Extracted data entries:
▬▬▬▬▬▬
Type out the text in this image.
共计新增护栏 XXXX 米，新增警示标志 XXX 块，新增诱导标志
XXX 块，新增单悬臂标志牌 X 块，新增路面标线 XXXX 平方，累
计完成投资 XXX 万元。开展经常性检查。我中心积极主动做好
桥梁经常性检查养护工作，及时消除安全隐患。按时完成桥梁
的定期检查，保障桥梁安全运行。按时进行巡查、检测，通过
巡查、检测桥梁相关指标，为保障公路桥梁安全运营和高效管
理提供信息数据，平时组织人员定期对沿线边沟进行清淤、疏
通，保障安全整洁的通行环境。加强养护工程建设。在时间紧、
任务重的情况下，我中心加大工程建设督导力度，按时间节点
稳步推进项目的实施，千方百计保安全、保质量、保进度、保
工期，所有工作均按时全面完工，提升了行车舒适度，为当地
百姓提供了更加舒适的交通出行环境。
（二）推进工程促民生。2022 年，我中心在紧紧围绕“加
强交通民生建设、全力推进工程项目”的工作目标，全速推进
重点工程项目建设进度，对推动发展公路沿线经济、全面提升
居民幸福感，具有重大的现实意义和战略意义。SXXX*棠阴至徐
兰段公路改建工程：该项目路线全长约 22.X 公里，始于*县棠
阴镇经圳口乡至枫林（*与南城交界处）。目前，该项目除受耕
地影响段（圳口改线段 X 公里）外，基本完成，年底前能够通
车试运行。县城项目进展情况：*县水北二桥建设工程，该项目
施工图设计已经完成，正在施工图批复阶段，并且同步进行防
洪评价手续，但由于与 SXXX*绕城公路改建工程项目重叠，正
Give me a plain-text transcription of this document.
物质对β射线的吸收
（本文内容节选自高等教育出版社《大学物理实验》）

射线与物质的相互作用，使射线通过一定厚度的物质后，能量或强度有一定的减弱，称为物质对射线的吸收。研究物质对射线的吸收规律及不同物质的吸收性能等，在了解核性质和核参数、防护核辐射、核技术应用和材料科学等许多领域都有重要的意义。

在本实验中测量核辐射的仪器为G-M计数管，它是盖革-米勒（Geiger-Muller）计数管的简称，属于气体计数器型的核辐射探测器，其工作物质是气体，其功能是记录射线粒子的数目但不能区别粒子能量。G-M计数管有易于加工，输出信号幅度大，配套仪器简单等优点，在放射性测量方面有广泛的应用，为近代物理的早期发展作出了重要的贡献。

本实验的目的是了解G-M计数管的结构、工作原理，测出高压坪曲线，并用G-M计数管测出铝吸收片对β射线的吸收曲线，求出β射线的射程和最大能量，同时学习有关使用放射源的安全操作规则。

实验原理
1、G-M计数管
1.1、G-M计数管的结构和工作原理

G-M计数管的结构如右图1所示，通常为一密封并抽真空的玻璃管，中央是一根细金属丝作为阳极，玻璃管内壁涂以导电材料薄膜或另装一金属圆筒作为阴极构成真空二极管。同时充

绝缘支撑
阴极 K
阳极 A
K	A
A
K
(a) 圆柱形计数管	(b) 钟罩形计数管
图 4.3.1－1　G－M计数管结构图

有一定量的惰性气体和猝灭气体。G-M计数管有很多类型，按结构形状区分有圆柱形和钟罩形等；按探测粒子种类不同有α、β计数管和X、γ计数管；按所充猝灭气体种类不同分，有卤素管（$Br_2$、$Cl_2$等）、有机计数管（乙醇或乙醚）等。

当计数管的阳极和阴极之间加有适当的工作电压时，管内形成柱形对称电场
▬▬▬▬▬▬
> [Task prompt]
Tally the lines of the material above that contain the word "this" and report the total alone.

> [Reply]
2